## WHAT TO DO:
Check every line of the data below for the string "name", and copy the ones that hold it.

[start]

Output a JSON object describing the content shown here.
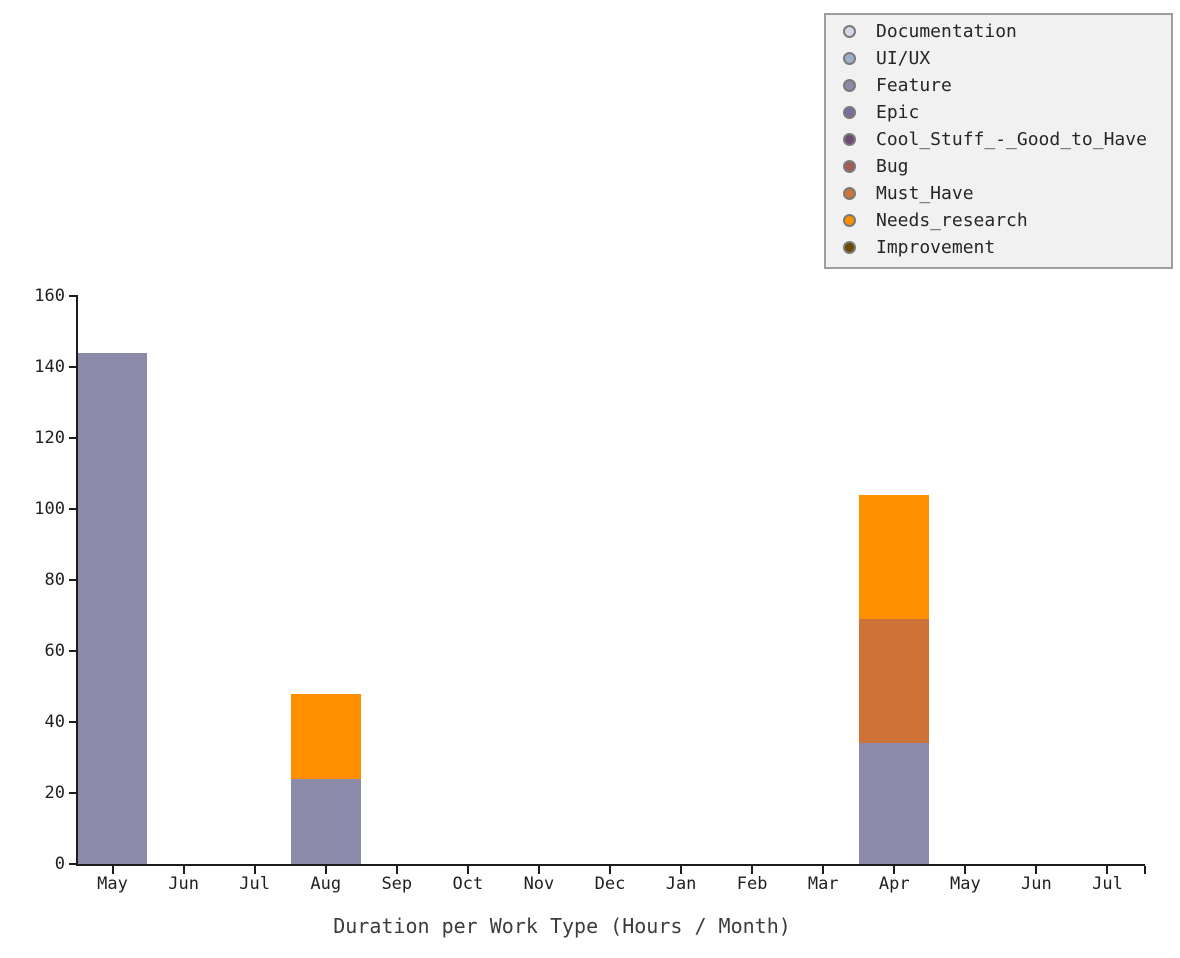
{
  "title": "Duration per Work Type (Hours / Month)",
  "colors": {
    "axis": "#1c1c1c",
    "legend_background": "#f1f1f2",
    "legend_border": "#9e9e9e",
    "legend_marker_edge": "#7a7a7a",
    "title_text": "#3c3c3c"
  },
  "chart_data": {
    "type": "bar",
    "stacked": true,
    "title": "",
    "xlabel": "Duration per Work Type (Hours / Month)",
    "ylabel": "",
    "grid": false,
    "legend_position": "upper right",
    "ylim": [
      0,
      160
    ],
    "yticks": [
      0,
      20,
      40,
      60,
      80,
      100,
      120,
      140,
      160
    ],
    "categories": [
      "May",
      "Jun",
      "Jul",
      "Aug",
      "Sep",
      "Oct",
      "Nov",
      "Dec",
      "Jan",
      "Feb",
      "Mar",
      "Apr",
      "May",
      "Jun",
      "Jul"
    ],
    "bar_width_fraction": 0.98,
    "series": [
      {
        "name": "Documentation",
        "color": "#d2d8e8",
        "values": [
          0,
          0,
          0,
          0,
          0,
          0,
          0,
          0,
          0,
          0,
          0,
          0,
          0,
          0,
          0
        ]
      },
      {
        "name": "UI/UX",
        "color": "#9fb0cb",
        "values": [
          0,
          0,
          0,
          0,
          0,
          0,
          0,
          0,
          0,
          0,
          0,
          0,
          0,
          0,
          0
        ]
      },
      {
        "name": "Feature",
        "color": "#8b8aa8",
        "values": [
          144,
          0,
          0,
          24,
          0,
          0,
          0,
          0,
          0,
          0,
          0,
          34,
          0,
          0,
          0
        ]
      },
      {
        "name": "Epic",
        "color": "#7d6b99",
        "values": [
          0,
          0,
          0,
          0,
          0,
          0,
          0,
          0,
          0,
          0,
          0,
          0,
          0,
          0,
          0
        ]
      },
      {
        "name": "Cool_Stuff_-_Good_to_Have",
        "color": "#6f4a75",
        "values": [
          0,
          0,
          0,
          0,
          0,
          0,
          0,
          0,
          0,
          0,
          0,
          0,
          0,
          0,
          0
        ]
      },
      {
        "name": "Bug",
        "color": "#a55d53",
        "values": [
          0,
          0,
          0,
          0,
          0,
          0,
          0,
          0,
          0,
          0,
          0,
          0,
          0,
          0,
          0
        ]
      },
      {
        "name": "Must_Have",
        "color": "#ce7338",
        "values": [
          0,
          0,
          0,
          0,
          0,
          0,
          0,
          0,
          0,
          0,
          0,
          35,
          0,
          0,
          0
        ]
      },
      {
        "name": "Needs_research",
        "color": "#ff8f00",
        "values": [
          0,
          0,
          0,
          24,
          0,
          0,
          0,
          0,
          0,
          0,
          0,
          35,
          0,
          0,
          0
        ]
      },
      {
        "name": "Improvement",
        "color": "#6b4a01",
        "values": [
          0,
          0,
          0,
          0,
          0,
          0,
          0,
          0,
          0,
          0,
          0,
          0,
          0,
          0,
          0
        ]
      }
    ]
  }
}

[end]

## TASK OUTPUT:
        "name": "Documentation",
        "name": "UI/UX",
        "name": "Feature",
        "name": "Epic",
        "name": "Cool_Stuff_-_Good_to_Have",
        "name": "Bug",
        "name": "Must_Have",
        "name": "Needs_research",
        "name": "Improvement",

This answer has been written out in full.